TASK GOAL: Return the records, each one exactly as written.

RECORDS TO USE:
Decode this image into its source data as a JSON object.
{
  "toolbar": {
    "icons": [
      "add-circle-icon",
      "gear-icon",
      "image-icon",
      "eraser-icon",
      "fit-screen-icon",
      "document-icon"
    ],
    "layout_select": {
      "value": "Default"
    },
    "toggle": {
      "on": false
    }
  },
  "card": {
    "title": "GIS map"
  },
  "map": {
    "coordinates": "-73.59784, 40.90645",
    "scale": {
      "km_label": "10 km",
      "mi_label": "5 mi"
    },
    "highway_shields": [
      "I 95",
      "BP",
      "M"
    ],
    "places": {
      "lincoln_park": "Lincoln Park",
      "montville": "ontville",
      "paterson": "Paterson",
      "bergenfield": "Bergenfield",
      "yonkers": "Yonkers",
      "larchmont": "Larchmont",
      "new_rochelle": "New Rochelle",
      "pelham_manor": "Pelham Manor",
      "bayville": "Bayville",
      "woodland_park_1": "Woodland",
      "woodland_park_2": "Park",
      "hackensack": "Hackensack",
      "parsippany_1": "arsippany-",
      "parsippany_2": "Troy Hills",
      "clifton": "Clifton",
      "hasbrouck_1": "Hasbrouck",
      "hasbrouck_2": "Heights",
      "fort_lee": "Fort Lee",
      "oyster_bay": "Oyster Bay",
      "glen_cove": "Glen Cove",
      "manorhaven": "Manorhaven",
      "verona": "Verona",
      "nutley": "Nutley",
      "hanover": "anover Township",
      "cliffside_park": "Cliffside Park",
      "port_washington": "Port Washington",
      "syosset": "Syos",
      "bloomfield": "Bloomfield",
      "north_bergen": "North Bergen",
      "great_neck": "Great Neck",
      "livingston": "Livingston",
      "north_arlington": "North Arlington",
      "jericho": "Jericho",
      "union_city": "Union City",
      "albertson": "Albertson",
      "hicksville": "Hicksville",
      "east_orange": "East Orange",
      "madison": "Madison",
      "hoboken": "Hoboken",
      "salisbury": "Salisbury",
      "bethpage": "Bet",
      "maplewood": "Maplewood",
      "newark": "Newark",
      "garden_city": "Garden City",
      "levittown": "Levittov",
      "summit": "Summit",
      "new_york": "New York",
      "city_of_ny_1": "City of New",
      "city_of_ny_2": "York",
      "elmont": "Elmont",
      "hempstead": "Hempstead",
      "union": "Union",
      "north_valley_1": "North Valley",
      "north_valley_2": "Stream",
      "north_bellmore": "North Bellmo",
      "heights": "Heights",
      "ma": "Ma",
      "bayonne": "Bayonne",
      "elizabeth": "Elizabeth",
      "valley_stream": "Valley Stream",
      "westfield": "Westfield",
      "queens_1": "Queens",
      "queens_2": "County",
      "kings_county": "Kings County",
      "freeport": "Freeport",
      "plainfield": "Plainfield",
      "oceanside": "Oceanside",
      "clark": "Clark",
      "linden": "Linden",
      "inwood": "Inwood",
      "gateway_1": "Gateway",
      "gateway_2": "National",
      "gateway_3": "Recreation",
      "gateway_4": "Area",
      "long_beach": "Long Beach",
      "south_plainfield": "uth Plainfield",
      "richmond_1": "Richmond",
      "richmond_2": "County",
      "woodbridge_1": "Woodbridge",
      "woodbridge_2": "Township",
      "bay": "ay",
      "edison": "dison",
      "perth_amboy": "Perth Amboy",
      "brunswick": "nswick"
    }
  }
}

TASK RESPONSE:
Decode this image into its source data as a JSON object.
{
  "toolbar": {
    "icons": [
      "add-circle-icon",
      "gear-icon",
      "image-icon",
      "eraser-icon",
      "fit-screen-icon",
      "document-icon"
    ],
    "layout_select": {
      "value": "Default"
    },
    "toggle": {
      "on": false
    }
  },
  "card": {
    "title": "GIS map"
  },
  "map": {
    "coordinates": "-73.59784, 40.90645",
    "scale": {
      "km_label": "10 km",
      "mi_label": "5 mi"
    },
    "highway_shields": [
      "I 95",
      "BP",
      "M"
    ],
    "places": {
      "lincoln_park": "Lincoln Park",
      "montville": "ontville",
      "paterson": "Paterson",
      "bergenfield": "Bergenfield",
      "yonkers": "Yonkers",
      "larchmont": "Larchmont",
      "new_rochelle": "New Rochelle",
      "pelham_manor": "Pelham Manor",
      "bayville": "Bayville",
      "woodland_park_1": "Woodland",
      "woodland_park_2": "Park",
      "hackensack": "Hackensack",
      "parsippany_1": "arsippany-",
      "parsippany_2": "Troy Hills",
      "clifton": "Clifton",
      "hasbrouck_1": "Hasbrouck",
      "hasbrouck_2": "Heights",
      "fort_lee": "Fort Lee",
      "oyster_bay": "Oyster Bay",
      "glen_cove": "Glen Cove",
      "manorhaven": "Manorhaven",
      "verona": "Verona",
      "nutley": "Nutley",
      "hanover": "anover Township",
      "cliffside_park": "Cliffside Park",
      "port_washington": "Port Washington",
      "syosset": "Syos",
      "bloomfield": "Bloomfield",
      "north_bergen": "North Bergen",
      "great_neck": "Great Neck",
      "livingston": "Livingston",
      "north_arlington": "North Arlington",
      "jericho": "Jericho",
      "union_city": "Union City",
      "albertson": "Albertson",
      "hicksville": "Hicksville",
      "east_orange": "East Orange",
      "madison": "Madison",
      "hoboken": "Hoboken",
      "salisbury": "Salisbury",
      "bethpage": "Bet",
      "maplewood": "Maplewood",
      "newark": "Newark",
      "garden_city": "Garden City",
      "levittown": "Levittov",
      "summit": "Summit",
      "new_york": "New York",
      "city_of_ny_1": "City of New",
      "city_of_ny_2": "York",
      "elmont": "Elmont",
      "hempstead": "Hempstead",
      "union": "Union",
      "north_valley_1": "North Valley",
      "north_valley_2": "Stream",
      "north_bellmore": "North Bellmo",
      "heights": "Heights",
      "ma": "Ma",
      "bayonne": "Bayonne",
      "elizabeth": "Elizabeth",
      "valley_stream": "Valley Stream",
      "westfield": "Westfield",
      "queens_1": "Queens",
      "queens_2": "County",
      "kings_county": "Kings County",
      "freeport": "Freeport",
      "plainfield": "Plainfield",
      "oceanside": "Oceanside",
      "clark": "Clark",
      "linden": "Linden",
      "inwood": "Inwood",
      "gateway_1": "Gateway",
      "gateway_2": "National",
      "gateway_3": "Recreation",
      "gateway_4": "Area",
      "long_beach": "Long Beach",
      "south_plainfield": "uth Plainfield",
      "richmond_1": "Richmond",
      "richmond_2": "County",
      "woodbridge_1": "Woodbridge",
      "woodbridge_2": "Township",
      "bay": "ay",
      "edison": "dison",
      "perth_amboy": "Perth Amboy",
      "brunswick": "nswick"
    }
  }
}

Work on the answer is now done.